(Figure dataset records)
* begin *

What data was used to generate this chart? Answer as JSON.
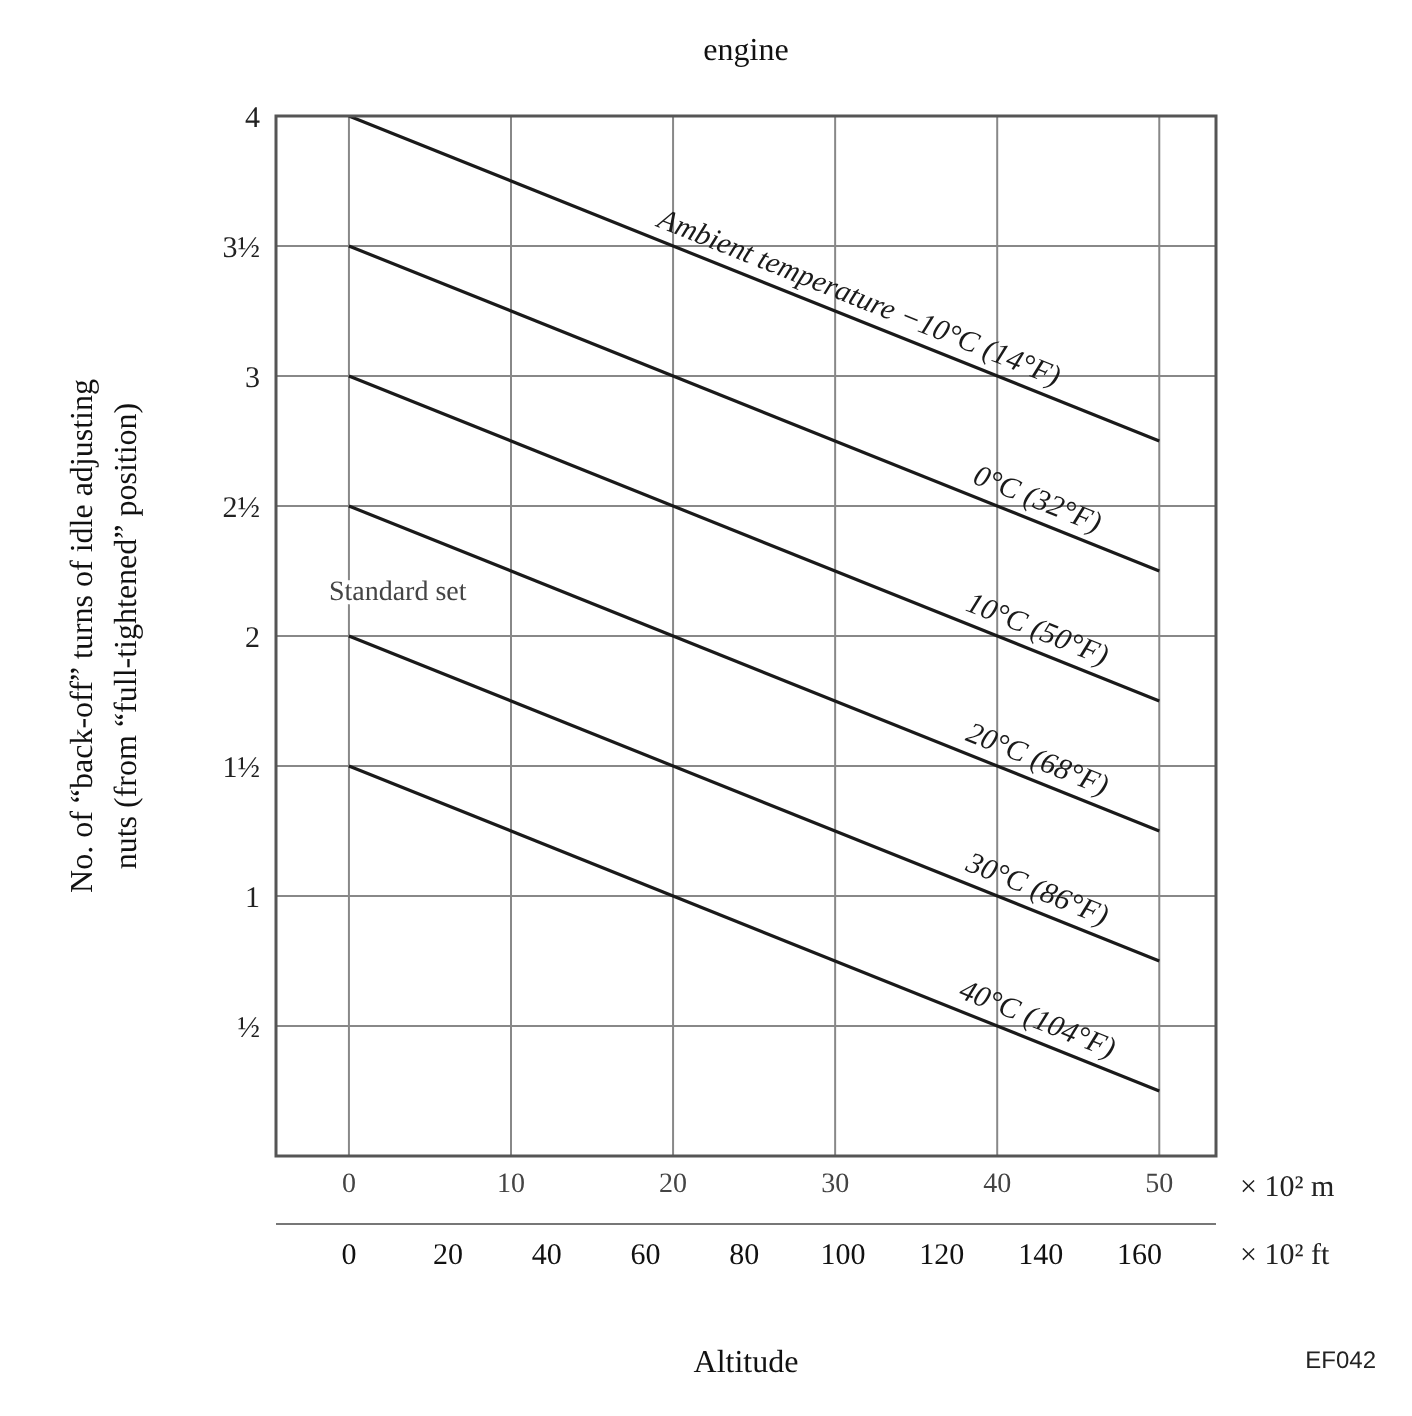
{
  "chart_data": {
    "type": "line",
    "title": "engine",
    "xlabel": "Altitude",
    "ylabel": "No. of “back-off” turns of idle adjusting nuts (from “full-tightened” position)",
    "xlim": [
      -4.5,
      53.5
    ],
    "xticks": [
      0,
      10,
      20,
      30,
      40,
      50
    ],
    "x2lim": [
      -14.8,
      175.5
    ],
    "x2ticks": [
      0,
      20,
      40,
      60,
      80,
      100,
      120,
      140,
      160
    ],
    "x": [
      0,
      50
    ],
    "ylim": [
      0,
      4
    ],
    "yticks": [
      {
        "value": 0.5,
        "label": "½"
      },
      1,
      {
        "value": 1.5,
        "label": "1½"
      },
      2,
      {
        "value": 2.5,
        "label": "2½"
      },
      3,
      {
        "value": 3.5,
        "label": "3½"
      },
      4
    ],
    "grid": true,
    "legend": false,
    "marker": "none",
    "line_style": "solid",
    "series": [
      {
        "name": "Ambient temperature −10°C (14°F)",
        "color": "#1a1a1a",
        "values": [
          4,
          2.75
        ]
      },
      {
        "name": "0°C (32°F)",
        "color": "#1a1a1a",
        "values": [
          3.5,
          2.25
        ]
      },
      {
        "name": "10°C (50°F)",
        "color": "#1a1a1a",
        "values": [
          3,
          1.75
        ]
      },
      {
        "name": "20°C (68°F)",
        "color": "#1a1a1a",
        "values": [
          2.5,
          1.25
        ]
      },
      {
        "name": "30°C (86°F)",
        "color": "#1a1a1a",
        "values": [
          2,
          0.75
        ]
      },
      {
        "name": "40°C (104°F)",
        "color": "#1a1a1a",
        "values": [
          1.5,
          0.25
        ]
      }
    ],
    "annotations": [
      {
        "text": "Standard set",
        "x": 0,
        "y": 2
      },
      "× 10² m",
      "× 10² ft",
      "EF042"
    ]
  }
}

* end *

Return only the number of lines in the entries that contain the string "name".

6